(STATED EXERCISE):
Copy every line of the data below word for word, changing nothing.

-- begin RECORDS SUPPLIED --

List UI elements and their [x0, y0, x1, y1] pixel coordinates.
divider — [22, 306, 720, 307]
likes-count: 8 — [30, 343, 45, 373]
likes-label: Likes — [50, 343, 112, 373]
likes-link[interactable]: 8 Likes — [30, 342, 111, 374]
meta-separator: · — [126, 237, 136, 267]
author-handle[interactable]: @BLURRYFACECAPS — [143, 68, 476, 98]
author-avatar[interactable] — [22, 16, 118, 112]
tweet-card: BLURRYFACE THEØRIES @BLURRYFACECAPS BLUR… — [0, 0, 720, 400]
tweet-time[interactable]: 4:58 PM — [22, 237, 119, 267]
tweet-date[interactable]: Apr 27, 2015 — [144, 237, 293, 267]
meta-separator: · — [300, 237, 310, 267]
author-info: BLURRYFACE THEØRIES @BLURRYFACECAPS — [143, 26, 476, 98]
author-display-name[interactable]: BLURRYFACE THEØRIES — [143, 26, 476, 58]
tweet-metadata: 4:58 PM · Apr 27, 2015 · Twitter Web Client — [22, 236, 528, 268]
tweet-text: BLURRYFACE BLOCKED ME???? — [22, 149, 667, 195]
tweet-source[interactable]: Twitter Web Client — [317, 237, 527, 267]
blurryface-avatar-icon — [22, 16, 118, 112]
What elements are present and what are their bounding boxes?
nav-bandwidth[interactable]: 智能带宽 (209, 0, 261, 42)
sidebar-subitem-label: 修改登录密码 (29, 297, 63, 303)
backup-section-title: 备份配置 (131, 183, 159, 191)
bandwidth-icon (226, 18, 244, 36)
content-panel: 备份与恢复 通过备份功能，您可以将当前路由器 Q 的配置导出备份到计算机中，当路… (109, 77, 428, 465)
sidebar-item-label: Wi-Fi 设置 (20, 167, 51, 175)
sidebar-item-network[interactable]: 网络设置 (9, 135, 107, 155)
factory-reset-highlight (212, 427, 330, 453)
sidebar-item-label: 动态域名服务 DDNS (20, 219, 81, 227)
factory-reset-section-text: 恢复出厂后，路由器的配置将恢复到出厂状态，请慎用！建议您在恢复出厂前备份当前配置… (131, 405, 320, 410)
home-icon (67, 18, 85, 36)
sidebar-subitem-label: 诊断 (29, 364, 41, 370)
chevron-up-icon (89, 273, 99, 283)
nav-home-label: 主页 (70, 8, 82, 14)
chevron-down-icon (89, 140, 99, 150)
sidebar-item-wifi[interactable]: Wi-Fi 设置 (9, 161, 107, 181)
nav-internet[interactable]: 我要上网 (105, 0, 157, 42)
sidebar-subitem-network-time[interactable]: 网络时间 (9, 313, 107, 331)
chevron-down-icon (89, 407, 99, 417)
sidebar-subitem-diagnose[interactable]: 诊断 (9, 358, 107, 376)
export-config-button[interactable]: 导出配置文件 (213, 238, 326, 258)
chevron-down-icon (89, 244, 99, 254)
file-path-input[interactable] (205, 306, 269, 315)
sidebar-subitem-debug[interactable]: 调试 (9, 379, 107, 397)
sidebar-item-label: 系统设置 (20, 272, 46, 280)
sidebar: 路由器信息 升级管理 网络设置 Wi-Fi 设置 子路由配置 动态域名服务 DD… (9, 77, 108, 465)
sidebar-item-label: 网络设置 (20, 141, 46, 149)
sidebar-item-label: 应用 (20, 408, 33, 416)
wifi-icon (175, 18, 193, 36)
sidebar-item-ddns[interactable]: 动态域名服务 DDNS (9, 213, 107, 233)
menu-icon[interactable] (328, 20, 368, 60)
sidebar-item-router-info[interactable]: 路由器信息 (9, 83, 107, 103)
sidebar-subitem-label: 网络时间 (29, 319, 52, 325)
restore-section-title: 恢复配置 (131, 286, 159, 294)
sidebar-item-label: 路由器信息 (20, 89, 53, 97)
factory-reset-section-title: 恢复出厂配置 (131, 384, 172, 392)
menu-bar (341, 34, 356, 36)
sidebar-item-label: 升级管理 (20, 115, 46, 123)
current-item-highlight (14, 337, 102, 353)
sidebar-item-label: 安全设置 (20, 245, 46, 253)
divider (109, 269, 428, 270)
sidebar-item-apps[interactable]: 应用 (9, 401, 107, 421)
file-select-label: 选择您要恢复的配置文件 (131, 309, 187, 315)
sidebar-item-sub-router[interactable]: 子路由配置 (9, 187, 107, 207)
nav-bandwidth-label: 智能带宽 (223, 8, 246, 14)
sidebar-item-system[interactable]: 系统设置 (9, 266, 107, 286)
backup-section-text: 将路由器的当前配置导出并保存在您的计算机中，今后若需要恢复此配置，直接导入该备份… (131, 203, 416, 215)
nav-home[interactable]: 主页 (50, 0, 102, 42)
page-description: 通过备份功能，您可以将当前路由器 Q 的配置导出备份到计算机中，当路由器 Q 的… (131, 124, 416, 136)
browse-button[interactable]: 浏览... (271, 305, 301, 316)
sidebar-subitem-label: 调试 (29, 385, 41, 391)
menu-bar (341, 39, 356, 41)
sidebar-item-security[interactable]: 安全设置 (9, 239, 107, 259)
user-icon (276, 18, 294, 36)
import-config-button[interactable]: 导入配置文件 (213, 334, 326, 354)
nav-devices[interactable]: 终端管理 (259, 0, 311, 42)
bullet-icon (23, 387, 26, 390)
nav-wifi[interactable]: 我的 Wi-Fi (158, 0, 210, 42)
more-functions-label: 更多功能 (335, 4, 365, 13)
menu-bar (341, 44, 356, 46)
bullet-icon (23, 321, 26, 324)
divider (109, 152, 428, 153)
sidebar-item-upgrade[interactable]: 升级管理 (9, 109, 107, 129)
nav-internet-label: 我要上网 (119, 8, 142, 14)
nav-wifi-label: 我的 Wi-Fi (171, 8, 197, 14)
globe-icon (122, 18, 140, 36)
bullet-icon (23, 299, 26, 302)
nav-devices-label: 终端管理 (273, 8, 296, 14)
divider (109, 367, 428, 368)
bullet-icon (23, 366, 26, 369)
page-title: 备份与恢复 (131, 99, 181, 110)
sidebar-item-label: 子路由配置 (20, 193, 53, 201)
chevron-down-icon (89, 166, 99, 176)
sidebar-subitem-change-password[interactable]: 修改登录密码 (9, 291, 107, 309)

-- end RECORDS SUPPLIED --

(ANSWER TO THE EXERCISE):
List UI elements and their [x0, y0, x1, y1] pixel coordinates.
divider — [22, 306, 720, 307]
likes-count: 8 — [30, 343, 45, 373]
likes-label: Likes — [50, 343, 112, 373]
likes-link[interactable]: 8 Likes — [30, 342, 111, 374]
meta-separator: · — [126, 237, 136, 267]
author-handle[interactable]: @BLURRYFACECAPS — [143, 68, 476, 98]
author-avatar[interactable] — [22, 16, 118, 112]
tweet-card: BLURRYFACE THEØRIES @BLURRYFACECAPS BLUR… — [0, 0, 720, 400]
tweet-time[interactable]: 4:58 PM — [22, 237, 119, 267]
tweet-date[interactable]: Apr 27, 2015 — [144, 237, 293, 267]
meta-separator: · — [300, 237, 310, 267]
author-info: BLURRYFACE THEØRIES @BLURRYFACECAPS — [143, 26, 476, 98]
author-display-name[interactable]: BLURRYFACE THEØRIES — [143, 26, 476, 58]
tweet-metadata: 4:58 PM · Apr 27, 2015 · Twitter Web Client — [22, 236, 528, 268]
tweet-text: BLURRYFACE BLOCKED ME???? — [22, 149, 667, 195]
tweet-source[interactable]: Twitter Web Client — [317, 237, 527, 267]
blurryface-avatar-icon — [22, 16, 118, 112]
What elements are present and what are their bounding boxes?
nav-bandwidth[interactable]: 智能带宽 (209, 0, 261, 42)
sidebar-subitem-label: 修改登录密码 (29, 297, 63, 303)
backup-section-title: 备份配置 (131, 183, 159, 191)
bandwidth-icon (226, 18, 244, 36)
content-panel: 备份与恢复 通过备份功能，您可以将当前路由器 Q 的配置导出备份到计算机中，当路… (109, 77, 428, 465)
sidebar-item-label: Wi-Fi 设置 (20, 167, 51, 175)
sidebar-item-network[interactable]: 网络设置 (9, 135, 107, 155)
factory-reset-highlight (212, 427, 330, 453)
sidebar-item-label: 动态域名服务 DDNS (20, 219, 81, 227)
factory-reset-section-text: 恢复出厂后，路由器的配置将恢复到出厂状态，请慎用！建议您在恢复出厂前备份当前配置… (131, 405, 320, 410)
home-icon (67, 18, 85, 36)
sidebar-subitem-label: 诊断 (29, 364, 41, 370)
chevron-up-icon (89, 273, 99, 283)
nav-home-label: 主页 (70, 8, 82, 14)
chevron-down-icon (89, 140, 99, 150)
sidebar-item-wifi[interactable]: Wi-Fi 设置 (9, 161, 107, 181)
nav-internet[interactable]: 我要上网 (105, 0, 157, 42)
sidebar-subitem-network-time[interactable]: 网络时间 (9, 313, 107, 331)
chevron-down-icon (89, 407, 99, 417)
sidebar-subitem-diagnose[interactable]: 诊断 (9, 358, 107, 376)
export-config-button[interactable]: 导出配置文件 (213, 238, 326, 258)
chevron-down-icon (89, 244, 99, 254)
file-path-input[interactable] (205, 306, 269, 315)
sidebar-subitem-debug[interactable]: 调试 (9, 379, 107, 397)
sidebar-item-label: 系统设置 (20, 272, 46, 280)
sidebar: 路由器信息 升级管理 网络设置 Wi-Fi 设置 子路由配置 动态域名服务 DD… (9, 77, 108, 465)
sidebar-item-label: 网络设置 (20, 141, 46, 149)
sidebar-item-label: 应用 (20, 408, 33, 416)
wifi-icon (175, 18, 193, 36)
sidebar-item-ddns[interactable]: 动态域名服务 DDNS (9, 213, 107, 233)
menu-icon[interactable] (328, 20, 368, 60)
sidebar-item-router-info[interactable]: 路由器信息 (9, 83, 107, 103)
sidebar-subitem-label: 网络时间 (29, 319, 52, 325)
restore-section-title: 恢复配置 (131, 286, 159, 294)
sidebar-item-label: 路由器信息 (20, 89, 53, 97)
factory-reset-section-title: 恢复出厂配置 (131, 384, 172, 392)
menu-bar (341, 34, 356, 36)
sidebar-item-label: 升级管理 (20, 115, 46, 123)
current-item-highlight (14, 337, 102, 353)
sidebar-item-label: 安全设置 (20, 245, 46, 253)
divider (109, 269, 428, 270)
sidebar-item-apps[interactable]: 应用 (9, 401, 107, 421)
file-select-label: 选择您要恢复的配置文件 (131, 309, 187, 315)
sidebar-item-sub-router[interactable]: 子路由配置 (9, 187, 107, 207)
nav-bandwidth-label: 智能带宽 (223, 8, 246, 14)
sidebar-item-system[interactable]: 系统设置 (9, 266, 107, 286)
backup-section-text: 将路由器的当前配置导出并保存在您的计算机中，今后若需要恢复此配置，直接导入该备份… (131, 203, 416, 215)
nav-home[interactable]: 主页 (50, 0, 102, 42)
page-description: 通过备份功能，您可以将当前路由器 Q 的配置导出备份到计算机中，当路由器 Q 的… (131, 124, 416, 136)
browse-button[interactable]: 浏览... (271, 305, 301, 316)
sidebar-subitem-label: 调试 (29, 385, 41, 391)
menu-bar (341, 39, 356, 41)
sidebar-item-security[interactable]: 安全设置 (9, 239, 107, 259)
user-icon (276, 18, 294, 36)
import-config-button[interactable]: 导入配置文件 (213, 334, 326, 354)
nav-devices[interactable]: 终端管理 (259, 0, 311, 42)
bullet-icon (23, 387, 26, 390)
nav-wifi[interactable]: 我的 Wi-Fi (158, 0, 210, 42)
more-functions-label: 更多功能 (335, 4, 365, 13)
menu-bar (341, 44, 356, 46)
bullet-icon (23, 321, 26, 324)
divider (109, 152, 428, 153)
sidebar-item-upgrade[interactable]: 升级管理 (9, 109, 107, 129)
nav-internet-label: 我要上网 (119, 8, 142, 14)
nav-wifi-label: 我的 Wi-Fi (171, 8, 197, 14)
globe-icon (122, 18, 140, 36)
bullet-icon (23, 299, 26, 302)
nav-devices-label: 终端管理 (273, 8, 296, 14)
divider (109, 367, 428, 368)
bullet-icon (23, 366, 26, 369)
page-title: 备份与恢复 (131, 99, 181, 110)
sidebar-item-label: 子路由配置 (20, 193, 53, 201)
chevron-down-icon (89, 166, 99, 176)
sidebar-subitem-change-password[interactable]: 修改登录密码 (9, 291, 107, 309)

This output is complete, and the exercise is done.